[Figure record extracts]

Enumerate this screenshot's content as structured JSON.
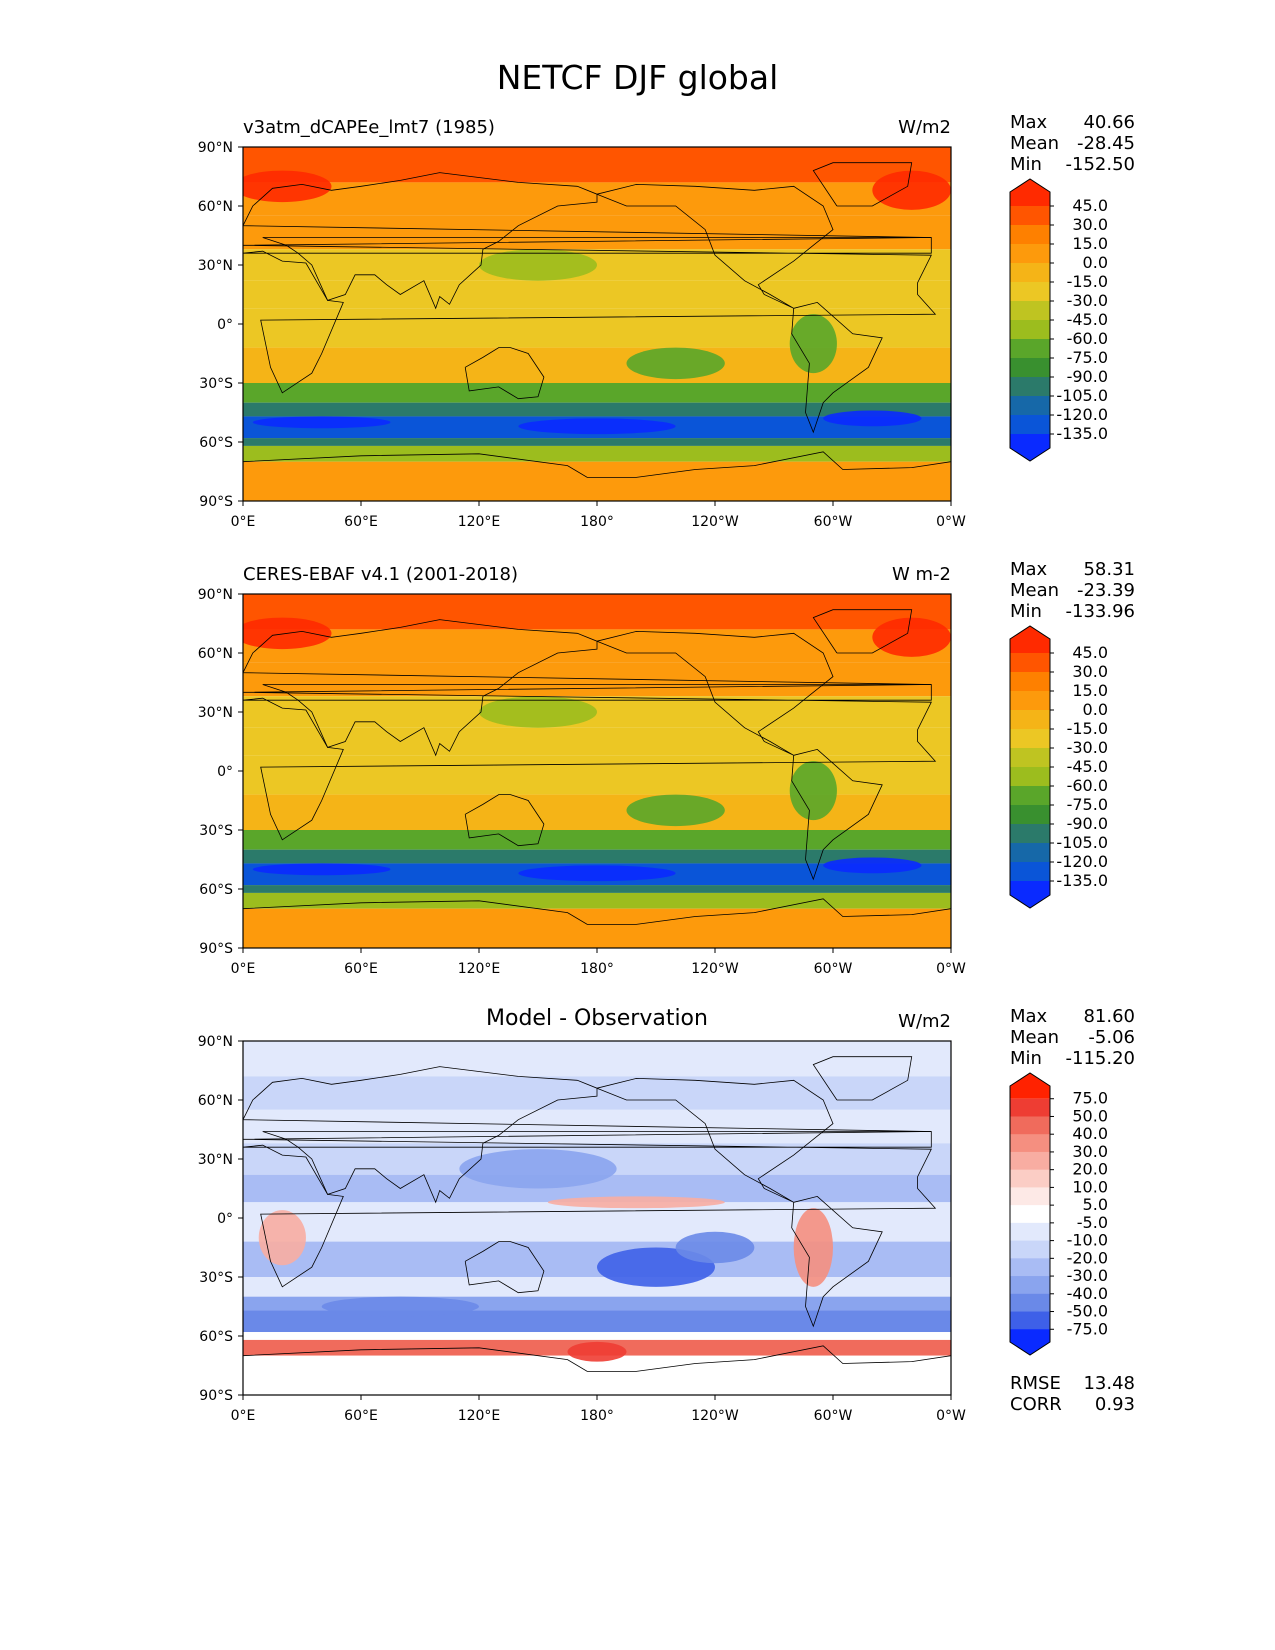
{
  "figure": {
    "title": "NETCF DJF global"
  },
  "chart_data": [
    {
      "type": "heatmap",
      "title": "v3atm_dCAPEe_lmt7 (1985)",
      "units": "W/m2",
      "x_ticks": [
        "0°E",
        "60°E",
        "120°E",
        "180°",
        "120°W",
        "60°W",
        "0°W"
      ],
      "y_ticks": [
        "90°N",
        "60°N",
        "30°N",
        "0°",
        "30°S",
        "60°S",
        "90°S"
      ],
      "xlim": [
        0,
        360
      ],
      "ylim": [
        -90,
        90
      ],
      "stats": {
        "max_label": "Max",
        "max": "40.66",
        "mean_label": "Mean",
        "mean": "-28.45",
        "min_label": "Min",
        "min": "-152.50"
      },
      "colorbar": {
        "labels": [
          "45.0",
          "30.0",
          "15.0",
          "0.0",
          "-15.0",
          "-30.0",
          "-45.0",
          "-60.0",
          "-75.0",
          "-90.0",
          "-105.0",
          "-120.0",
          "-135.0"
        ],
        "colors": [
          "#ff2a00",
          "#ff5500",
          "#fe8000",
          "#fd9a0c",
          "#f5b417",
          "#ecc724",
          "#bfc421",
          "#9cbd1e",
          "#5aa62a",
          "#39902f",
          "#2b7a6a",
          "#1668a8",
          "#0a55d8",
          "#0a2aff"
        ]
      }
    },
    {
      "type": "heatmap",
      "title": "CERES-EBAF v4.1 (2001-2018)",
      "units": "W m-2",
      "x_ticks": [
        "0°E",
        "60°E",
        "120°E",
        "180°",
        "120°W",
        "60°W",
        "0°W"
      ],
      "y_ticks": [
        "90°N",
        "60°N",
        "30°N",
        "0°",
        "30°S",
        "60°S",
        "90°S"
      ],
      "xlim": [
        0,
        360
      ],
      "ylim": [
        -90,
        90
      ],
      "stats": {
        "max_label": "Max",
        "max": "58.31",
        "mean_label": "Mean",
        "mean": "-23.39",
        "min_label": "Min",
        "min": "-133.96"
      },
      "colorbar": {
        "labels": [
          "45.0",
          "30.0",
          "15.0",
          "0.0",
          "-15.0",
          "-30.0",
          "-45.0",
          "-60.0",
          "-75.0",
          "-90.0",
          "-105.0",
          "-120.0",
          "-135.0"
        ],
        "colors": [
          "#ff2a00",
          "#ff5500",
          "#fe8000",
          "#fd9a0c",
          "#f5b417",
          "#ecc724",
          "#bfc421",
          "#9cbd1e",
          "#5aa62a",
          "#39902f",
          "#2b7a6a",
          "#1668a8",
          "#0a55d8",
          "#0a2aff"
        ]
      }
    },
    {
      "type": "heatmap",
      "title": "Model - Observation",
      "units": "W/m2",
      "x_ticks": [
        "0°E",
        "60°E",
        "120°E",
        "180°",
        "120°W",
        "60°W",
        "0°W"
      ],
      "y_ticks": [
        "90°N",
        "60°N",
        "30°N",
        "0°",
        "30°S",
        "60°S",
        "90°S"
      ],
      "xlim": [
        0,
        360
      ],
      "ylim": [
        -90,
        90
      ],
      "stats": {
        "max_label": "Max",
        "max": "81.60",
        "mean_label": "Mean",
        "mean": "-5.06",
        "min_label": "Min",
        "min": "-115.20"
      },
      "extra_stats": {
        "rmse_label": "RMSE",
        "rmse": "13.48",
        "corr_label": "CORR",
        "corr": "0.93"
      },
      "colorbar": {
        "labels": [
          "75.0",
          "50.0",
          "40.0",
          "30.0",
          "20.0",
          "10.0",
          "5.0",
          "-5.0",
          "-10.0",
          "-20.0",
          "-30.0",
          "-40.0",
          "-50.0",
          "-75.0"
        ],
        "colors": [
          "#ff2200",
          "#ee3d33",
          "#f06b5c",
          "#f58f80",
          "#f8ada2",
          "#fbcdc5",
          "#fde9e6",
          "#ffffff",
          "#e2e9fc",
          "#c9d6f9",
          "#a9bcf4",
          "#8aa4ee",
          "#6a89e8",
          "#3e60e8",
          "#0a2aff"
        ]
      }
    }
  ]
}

---

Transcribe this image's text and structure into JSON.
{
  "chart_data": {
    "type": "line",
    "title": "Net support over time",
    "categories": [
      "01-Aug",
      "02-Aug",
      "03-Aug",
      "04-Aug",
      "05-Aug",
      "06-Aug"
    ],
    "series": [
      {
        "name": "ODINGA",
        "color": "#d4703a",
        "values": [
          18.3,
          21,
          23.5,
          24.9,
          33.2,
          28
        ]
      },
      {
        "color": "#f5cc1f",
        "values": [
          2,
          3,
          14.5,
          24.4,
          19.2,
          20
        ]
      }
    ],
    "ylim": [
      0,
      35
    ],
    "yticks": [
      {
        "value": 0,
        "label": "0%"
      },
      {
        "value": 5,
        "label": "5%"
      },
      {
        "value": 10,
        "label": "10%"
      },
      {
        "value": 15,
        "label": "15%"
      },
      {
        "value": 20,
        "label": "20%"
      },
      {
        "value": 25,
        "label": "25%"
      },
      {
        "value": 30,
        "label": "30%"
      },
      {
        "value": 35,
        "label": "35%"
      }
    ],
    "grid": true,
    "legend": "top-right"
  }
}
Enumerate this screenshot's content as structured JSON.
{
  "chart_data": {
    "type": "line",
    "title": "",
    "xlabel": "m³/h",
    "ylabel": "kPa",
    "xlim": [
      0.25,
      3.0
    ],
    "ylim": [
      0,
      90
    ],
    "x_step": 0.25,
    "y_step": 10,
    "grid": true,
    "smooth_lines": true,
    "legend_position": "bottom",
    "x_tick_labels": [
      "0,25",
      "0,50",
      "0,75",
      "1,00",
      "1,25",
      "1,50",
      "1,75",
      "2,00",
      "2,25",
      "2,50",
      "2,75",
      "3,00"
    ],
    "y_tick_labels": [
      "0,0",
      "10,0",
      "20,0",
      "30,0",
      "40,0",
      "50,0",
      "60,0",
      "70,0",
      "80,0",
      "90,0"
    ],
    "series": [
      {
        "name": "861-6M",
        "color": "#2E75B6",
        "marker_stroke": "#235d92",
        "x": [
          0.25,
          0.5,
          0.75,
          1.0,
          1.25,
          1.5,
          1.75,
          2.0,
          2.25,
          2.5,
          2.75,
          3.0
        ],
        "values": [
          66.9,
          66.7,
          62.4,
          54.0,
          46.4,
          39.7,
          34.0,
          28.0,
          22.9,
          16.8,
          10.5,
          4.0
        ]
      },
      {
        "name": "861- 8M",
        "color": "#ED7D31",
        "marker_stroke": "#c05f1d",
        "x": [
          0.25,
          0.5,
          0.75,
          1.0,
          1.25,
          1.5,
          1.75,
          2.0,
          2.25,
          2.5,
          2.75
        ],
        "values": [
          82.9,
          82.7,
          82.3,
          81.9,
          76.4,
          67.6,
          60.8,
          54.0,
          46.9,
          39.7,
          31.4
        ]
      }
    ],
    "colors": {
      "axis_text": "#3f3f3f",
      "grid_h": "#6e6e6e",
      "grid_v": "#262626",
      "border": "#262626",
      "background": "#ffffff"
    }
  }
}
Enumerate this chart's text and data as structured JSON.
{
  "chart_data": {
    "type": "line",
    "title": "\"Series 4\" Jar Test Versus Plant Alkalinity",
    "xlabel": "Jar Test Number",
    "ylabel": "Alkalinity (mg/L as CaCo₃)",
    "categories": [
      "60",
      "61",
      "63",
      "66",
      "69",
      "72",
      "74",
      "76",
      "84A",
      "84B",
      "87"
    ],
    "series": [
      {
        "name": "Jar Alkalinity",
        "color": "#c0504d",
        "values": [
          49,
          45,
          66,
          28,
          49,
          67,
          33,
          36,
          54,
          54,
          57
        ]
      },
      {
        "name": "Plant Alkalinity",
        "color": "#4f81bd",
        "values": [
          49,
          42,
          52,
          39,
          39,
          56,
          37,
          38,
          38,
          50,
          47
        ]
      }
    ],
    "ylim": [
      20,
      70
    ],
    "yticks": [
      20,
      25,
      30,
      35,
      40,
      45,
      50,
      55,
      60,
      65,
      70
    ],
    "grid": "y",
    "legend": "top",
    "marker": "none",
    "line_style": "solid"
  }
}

- Stated exercise: Extract every line containing the string "Plant" from the data above.

- Answer to the exercise:
    "title": "\"Series 4\" Jar Test Versus Plant Alkalinity",
        "name": "Plant Alkalinity",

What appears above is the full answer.